Items listed in a dataset
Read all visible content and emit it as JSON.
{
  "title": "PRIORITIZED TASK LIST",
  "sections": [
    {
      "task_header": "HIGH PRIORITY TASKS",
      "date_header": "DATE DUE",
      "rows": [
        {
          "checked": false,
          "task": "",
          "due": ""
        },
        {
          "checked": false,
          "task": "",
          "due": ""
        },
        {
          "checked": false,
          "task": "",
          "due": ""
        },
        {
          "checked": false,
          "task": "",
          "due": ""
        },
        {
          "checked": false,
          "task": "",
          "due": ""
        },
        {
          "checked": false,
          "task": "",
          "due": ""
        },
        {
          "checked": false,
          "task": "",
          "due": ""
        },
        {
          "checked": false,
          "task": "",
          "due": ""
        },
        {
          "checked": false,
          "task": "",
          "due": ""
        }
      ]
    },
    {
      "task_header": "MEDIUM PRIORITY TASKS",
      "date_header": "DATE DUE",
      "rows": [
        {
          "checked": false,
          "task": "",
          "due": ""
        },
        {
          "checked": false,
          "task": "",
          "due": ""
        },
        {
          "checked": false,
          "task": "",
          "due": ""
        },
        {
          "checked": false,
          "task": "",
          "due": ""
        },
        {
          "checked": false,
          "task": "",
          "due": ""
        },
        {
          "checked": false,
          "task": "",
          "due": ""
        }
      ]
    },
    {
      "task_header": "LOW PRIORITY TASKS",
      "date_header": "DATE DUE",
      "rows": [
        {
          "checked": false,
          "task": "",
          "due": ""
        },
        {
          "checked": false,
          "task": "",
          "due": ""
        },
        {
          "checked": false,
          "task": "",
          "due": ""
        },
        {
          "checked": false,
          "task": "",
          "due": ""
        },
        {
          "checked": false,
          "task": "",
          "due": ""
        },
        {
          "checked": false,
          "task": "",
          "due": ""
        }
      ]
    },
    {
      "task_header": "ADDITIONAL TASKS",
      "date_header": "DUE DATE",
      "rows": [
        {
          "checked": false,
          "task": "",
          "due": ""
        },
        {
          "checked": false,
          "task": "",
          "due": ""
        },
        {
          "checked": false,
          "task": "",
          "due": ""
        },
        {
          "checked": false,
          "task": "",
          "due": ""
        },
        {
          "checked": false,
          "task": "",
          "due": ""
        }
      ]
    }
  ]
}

◆ **Task details**: Copy out the whole listing exactly.

◆ **Solution for this task**:
Read all visible content and emit it as JSON.
{
  "title": "PRIORITIZED TASK LIST",
  "sections": [
    {
      "task_header": "HIGH PRIORITY TASKS",
      "date_header": "DATE DUE",
      "rows": [
        {
          "checked": false,
          "task": "",
          "due": ""
        },
        {
          "checked": false,
          "task": "",
          "due": ""
        },
        {
          "checked": false,
          "task": "",
          "due": ""
        },
        {
          "checked": false,
          "task": "",
          "due": ""
        },
        {
          "checked": false,
          "task": "",
          "due": ""
        },
        {
          "checked": false,
          "task": "",
          "due": ""
        },
        {
          "checked": false,
          "task": "",
          "due": ""
        },
        {
          "checked": false,
          "task": "",
          "due": ""
        },
        {
          "checked": false,
          "task": "",
          "due": ""
        }
      ]
    },
    {
      "task_header": "MEDIUM PRIORITY TASKS",
      "date_header": "DATE DUE",
      "rows": [
        {
          "checked": false,
          "task": "",
          "due": ""
        },
        {
          "checked": false,
          "task": "",
          "due": ""
        },
        {
          "checked": false,
          "task": "",
          "due": ""
        },
        {
          "checked": false,
          "task": "",
          "due": ""
        },
        {
          "checked": false,
          "task": "",
          "due": ""
        },
        {
          "checked": false,
          "task": "",
          "due": ""
        }
      ]
    },
    {
      "task_header": "LOW PRIORITY TASKS",
      "date_header": "DATE DUE",
      "rows": [
        {
          "checked": false,
          "task": "",
          "due": ""
        },
        {
          "checked": false,
          "task": "",
          "due": ""
        },
        {
          "checked": false,
          "task": "",
          "due": ""
        },
        {
          "checked": false,
          "task": "",
          "due": ""
        },
        {
          "checked": false,
          "task": "",
          "due": ""
        },
        {
          "checked": false,
          "task": "",
          "due": ""
        }
      ]
    },
    {
      "task_header": "ADDITIONAL TASKS",
      "date_header": "DUE DATE",
      "rows": [
        {
          "checked": false,
          "task": "",
          "due": ""
        },
        {
          "checked": false,
          "task": "",
          "due": ""
        },
        {
          "checked": false,
          "task": "",
          "due": ""
        },
        {
          "checked": false,
          "task": "",
          "due": ""
        },
        {
          "checked": false,
          "task": "",
          "due": ""
        }
      ]
    }
  ]
}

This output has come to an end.